_RECORDS FOR THIS EXERCISE:_
• • • • •

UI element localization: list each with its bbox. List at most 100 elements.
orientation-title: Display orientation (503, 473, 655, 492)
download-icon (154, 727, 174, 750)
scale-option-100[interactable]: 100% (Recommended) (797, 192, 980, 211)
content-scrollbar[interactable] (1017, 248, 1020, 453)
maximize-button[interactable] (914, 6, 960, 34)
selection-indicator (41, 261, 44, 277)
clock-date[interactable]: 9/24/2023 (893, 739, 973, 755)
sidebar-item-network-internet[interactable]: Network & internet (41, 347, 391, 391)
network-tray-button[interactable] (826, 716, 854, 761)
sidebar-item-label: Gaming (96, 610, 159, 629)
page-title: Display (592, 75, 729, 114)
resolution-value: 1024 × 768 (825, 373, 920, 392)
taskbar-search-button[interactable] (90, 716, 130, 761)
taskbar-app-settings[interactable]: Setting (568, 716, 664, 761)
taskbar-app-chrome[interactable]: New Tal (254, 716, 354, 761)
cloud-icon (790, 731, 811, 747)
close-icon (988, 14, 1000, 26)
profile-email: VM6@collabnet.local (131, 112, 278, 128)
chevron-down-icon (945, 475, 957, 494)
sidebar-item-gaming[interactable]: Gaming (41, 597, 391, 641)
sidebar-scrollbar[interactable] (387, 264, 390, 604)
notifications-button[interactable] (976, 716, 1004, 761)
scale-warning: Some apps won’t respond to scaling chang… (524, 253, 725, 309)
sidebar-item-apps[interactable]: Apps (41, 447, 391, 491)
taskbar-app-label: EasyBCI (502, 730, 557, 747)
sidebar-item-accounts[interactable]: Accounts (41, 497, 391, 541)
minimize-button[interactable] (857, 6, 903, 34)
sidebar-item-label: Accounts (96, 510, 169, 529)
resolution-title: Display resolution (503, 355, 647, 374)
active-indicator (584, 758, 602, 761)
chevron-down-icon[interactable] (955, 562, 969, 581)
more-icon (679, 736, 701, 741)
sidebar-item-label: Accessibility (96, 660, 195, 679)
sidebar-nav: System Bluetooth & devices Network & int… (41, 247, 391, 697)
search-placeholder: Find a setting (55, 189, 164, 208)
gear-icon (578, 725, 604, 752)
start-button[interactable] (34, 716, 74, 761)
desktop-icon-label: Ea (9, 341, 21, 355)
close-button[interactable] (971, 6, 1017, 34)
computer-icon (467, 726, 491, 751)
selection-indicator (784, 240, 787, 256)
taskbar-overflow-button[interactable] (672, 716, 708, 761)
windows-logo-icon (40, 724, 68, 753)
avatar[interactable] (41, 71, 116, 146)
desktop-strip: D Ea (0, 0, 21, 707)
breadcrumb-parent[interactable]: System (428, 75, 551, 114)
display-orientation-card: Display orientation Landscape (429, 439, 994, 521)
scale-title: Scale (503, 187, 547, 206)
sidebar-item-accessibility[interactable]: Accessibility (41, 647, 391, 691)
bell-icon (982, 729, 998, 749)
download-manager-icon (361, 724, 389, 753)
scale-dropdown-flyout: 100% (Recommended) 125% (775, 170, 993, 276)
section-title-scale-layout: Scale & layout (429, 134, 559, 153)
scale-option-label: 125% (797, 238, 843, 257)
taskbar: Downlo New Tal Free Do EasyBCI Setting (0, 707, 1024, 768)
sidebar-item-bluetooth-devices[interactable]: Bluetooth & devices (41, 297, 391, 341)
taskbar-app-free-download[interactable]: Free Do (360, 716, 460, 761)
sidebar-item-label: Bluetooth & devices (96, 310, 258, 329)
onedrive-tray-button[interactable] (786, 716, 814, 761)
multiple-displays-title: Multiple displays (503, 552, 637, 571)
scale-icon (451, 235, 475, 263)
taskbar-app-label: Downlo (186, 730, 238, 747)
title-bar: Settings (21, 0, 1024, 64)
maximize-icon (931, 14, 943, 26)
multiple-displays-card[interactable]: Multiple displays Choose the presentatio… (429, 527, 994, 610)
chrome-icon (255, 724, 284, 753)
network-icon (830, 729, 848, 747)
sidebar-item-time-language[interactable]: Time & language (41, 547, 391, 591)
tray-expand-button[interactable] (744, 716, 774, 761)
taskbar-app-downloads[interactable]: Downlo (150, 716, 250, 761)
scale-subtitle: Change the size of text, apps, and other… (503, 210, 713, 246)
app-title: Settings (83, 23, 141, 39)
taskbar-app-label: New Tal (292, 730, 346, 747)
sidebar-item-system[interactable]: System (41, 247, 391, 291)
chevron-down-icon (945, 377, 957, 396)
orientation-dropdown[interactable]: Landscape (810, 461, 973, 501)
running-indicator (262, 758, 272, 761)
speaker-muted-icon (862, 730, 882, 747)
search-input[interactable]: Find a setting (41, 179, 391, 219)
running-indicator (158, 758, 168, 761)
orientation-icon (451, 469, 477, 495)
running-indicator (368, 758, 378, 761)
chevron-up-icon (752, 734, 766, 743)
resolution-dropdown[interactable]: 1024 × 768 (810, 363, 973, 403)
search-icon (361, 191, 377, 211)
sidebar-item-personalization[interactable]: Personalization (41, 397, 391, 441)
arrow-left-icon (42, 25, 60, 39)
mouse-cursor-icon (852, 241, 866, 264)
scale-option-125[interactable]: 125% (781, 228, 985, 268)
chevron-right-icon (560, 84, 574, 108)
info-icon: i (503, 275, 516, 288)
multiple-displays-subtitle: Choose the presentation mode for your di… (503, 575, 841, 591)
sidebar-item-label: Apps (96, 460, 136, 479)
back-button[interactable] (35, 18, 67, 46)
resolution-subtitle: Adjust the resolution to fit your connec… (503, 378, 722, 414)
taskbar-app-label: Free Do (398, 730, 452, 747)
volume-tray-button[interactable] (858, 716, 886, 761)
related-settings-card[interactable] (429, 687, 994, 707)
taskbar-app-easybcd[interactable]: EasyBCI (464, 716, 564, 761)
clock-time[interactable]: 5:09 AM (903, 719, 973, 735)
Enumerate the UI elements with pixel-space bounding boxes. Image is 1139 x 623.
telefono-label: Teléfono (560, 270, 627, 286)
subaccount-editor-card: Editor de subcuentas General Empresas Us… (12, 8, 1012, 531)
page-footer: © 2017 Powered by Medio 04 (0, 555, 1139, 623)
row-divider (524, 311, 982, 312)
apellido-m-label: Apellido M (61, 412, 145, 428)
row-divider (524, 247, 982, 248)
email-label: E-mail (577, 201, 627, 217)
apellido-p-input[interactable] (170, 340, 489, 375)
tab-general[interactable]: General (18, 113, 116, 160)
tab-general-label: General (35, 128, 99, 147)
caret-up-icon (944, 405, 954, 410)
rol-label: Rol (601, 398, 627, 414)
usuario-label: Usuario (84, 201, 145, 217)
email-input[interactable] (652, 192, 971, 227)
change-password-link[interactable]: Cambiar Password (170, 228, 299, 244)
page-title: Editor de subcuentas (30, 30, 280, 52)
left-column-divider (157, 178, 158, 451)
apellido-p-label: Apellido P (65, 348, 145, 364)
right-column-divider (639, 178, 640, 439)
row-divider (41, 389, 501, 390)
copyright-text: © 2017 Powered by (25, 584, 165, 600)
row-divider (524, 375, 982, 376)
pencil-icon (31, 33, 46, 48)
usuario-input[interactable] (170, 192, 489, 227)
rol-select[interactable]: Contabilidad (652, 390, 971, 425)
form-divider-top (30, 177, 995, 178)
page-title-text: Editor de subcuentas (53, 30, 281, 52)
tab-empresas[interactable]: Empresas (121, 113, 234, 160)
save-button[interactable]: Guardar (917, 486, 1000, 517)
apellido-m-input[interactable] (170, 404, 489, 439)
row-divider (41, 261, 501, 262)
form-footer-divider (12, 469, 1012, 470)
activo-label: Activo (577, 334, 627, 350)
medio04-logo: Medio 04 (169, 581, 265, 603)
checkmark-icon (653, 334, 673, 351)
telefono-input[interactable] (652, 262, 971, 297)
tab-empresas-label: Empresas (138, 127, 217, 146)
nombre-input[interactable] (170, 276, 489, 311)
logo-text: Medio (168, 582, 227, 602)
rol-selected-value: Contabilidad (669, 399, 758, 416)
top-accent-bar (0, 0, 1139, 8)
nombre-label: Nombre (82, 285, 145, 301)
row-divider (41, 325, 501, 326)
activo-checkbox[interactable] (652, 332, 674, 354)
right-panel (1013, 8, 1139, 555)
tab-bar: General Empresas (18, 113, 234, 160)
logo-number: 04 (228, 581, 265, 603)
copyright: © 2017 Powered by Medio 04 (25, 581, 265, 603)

• • • • •

_EXERCISE:_ Reproduce everything from the start of the data down to the line containing "notifications-button[interactable] (976, 716, 1004, 761)", keeping both of those lines.

_EXERCISE ANSWER:_
UI element localization: list each with its bbox. List at most 100 elements.
orientation-title: Display orientation (503, 473, 655, 492)
download-icon (154, 727, 174, 750)
scale-option-100[interactable]: 100% (Recommended) (797, 192, 980, 211)
content-scrollbar[interactable] (1017, 248, 1020, 453)
maximize-button[interactable] (914, 6, 960, 34)
selection-indicator (41, 261, 44, 277)
clock-date[interactable]: 9/24/2023 (893, 739, 973, 755)
sidebar-item-network-internet[interactable]: Network & internet (41, 347, 391, 391)
network-tray-button[interactable] (826, 716, 854, 761)
sidebar-item-label: Gaming (96, 610, 159, 629)
page-title: Display (592, 75, 729, 114)
resolution-value: 1024 × 768 (825, 373, 920, 392)
taskbar-search-button[interactable] (90, 716, 130, 761)
taskbar-app-settings[interactable]: Setting (568, 716, 664, 761)
taskbar-app-chrome[interactable]: New Tal (254, 716, 354, 761)
cloud-icon (790, 731, 811, 747)
close-icon (988, 14, 1000, 26)
profile-email: VM6@collabnet.local (131, 112, 278, 128)
chevron-down-icon (945, 475, 957, 494)
sidebar-item-gaming[interactable]: Gaming (41, 597, 391, 641)
sidebar-scrollbar[interactable] (387, 264, 390, 604)
notifications-button[interactable] (976, 716, 1004, 761)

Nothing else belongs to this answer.